* QUOTED TEXT:

+===+

Skip to content

RAG

OpenMotoko includes a built-in RAG pipeline for ingesting documents and retrieving relevant context at query time.

await ragPipeline.ingest(text, {
source: 'project-readme',
metadata: { repo: 'openmotoko' },
})

The ingestion process:

  1. Chunk the input text into paragraphs
  2. Embed each chunk using local hash-based embeddings (384 dimensions)
  3. Store chunks in the rag_documents table with content, source, chunk index, metadata, and embedding

The chunker splits text by paragraphs with configurable parameters:

ParameterDefaultDescription
Chunk size512 tokensTarget tokens per chunk
Overlap64 wordsOverlap between adjacent chunks

Chunks preserve paragraph boundaries where possible for better semantic coherence.

const results = await ragPipeline.search('How do I deploy?', {
limit: 10,
minScore: 0.05,
sources: ['docs'],
hybridAlpha: 0.7,
})

+===+

Element region listings
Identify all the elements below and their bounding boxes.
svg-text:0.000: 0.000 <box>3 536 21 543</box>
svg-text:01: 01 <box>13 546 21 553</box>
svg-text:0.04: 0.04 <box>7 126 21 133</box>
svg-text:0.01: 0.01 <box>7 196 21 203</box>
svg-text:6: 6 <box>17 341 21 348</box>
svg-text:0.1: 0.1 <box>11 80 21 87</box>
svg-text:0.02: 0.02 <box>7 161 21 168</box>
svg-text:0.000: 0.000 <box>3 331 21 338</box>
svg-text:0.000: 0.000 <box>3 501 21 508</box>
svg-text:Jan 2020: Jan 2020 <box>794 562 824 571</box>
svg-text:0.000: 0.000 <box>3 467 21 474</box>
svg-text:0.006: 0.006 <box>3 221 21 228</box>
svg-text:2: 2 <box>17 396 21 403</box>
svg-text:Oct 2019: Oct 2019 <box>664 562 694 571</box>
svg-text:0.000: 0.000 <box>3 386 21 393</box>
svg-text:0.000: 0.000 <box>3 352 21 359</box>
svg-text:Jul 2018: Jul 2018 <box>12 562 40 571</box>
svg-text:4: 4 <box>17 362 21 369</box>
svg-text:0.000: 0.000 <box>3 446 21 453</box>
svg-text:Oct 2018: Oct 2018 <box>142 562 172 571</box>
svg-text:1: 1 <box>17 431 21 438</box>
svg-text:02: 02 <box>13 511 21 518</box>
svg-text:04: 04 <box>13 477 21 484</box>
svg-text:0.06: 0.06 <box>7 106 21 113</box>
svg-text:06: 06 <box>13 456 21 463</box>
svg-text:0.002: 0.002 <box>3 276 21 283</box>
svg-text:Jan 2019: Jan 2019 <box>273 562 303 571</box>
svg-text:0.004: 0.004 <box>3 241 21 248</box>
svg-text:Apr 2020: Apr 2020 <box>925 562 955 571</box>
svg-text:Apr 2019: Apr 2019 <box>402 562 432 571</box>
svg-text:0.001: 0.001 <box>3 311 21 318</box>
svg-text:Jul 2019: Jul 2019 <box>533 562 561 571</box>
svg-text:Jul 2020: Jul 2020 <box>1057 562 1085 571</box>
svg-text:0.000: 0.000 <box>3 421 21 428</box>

+===+

* YOUR GOAL: From the RAG documentation, transcribe the passage that begins with the words "The chunker splits" and stops after the words "better semantic coherence.".

* ANSWER TO THE TASK:
The chunker splits text by paragraphs with configurable parameters:

ParameterDefaultDescription
Chunk size512 tokensTarget tokens per chunk
Overlap64 wordsOverlap between adjacent chunks

Chunks preserve paragraph boundaries where possible for better semantic coherence.